Job
Set down each record exactly as written.
____ Data for this task
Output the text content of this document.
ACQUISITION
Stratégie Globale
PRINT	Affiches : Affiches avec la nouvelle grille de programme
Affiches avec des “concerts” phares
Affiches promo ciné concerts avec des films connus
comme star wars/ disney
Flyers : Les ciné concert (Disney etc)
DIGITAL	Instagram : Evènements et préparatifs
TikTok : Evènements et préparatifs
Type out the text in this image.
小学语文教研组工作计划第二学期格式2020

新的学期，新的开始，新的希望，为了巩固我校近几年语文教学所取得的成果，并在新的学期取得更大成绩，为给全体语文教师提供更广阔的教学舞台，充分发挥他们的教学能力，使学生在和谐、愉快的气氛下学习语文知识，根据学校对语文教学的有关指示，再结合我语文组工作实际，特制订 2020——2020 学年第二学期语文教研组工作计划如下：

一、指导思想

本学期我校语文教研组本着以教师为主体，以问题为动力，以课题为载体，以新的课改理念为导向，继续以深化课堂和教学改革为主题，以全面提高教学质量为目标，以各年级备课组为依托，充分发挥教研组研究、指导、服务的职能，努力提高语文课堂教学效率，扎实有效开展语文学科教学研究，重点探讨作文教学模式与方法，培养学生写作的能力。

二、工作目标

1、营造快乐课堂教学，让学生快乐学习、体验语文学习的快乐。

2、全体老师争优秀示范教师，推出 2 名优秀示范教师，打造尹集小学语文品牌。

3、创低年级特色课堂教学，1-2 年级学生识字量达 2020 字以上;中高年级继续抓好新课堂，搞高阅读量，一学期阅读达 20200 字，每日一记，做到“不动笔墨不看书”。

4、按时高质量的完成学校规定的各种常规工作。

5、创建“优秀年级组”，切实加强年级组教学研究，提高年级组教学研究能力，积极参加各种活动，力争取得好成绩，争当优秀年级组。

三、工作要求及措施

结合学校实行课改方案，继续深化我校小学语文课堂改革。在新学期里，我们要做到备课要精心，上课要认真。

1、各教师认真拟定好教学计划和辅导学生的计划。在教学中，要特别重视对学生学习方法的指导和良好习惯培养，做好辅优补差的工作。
________
Output for this exercise
Output the text content of this document.
ACQUISITION
Stratégie Globale
PRINT	Affiches : Affiches avec la nouvelle grille de programme
Affiches avec des “concerts” phares
Affiches promo ciné concerts avec des films connus
comme star wars/ disney
Flyers : Les ciné concert (Disney etc)
DIGITAL	Instagram : Evènements et préparatifs
TikTok : Evènements et préparatifs
Type out the text in this image.
小学语文教研组工作计划第二学期格式2020

新的学期，新的开始，新的希望，为了巩固我校近几年语文教学所取得的成果，并在新的学期取得更大成绩，为给全体语文教师提供更广阔的教学舞台，充分发挥他们的教学能力，使学生在和谐、愉快的气氛下学习语文知识，根据学校对语文教学的有关指示，再结合我语文组工作实际，特制订 2020——2020 学年第二学期语文教研组工作计划如下：

一、指导思想

本学期我校语文教研组本着以教师为主体，以问题为动力，以课题为载体，以新的课改理念为导向，继续以深化课堂和教学改革为主题，以全面提高教学质量为目标，以各年级备课组为依托，充分发挥教研组研究、指导、服务的职能，努力提高语文课堂教学效率，扎实有效开展语文学科教学研究，重点探讨作文教学模式与方法，培养学生写作的能力。

二、工作目标

1、营造快乐课堂教学，让学生快乐学习、体验语文学习的快乐。

2、全体老师争优秀示范教师，推出 2 名优秀示范教师，打造尹集小学语文品牌。

3、创低年级特色课堂教学，1-2 年级学生识字量达 2020 字以上;中高年级继续抓好新课堂，搞高阅读量，一学期阅读达 20200 字，每日一记，做到“不动笔墨不看书”。

4、按时高质量的完成学校规定的各种常规工作。

5、创建“优秀年级组”，切实加强年级组教学研究，提高年级组教学研究能力，积极参加各种活动，力争取得好成绩，争当优秀年级组。

三、工作要求及措施

结合学校实行课改方案，继续深化我校小学语文课堂改革。在新学期里，我们要做到备课要精心，上课要认真。

1、各教师认真拟定好教学计划和辅导学生的计划。在教学中，要特别重视对学生学习方法的指导和良好习惯培养，做好辅优补差的工作。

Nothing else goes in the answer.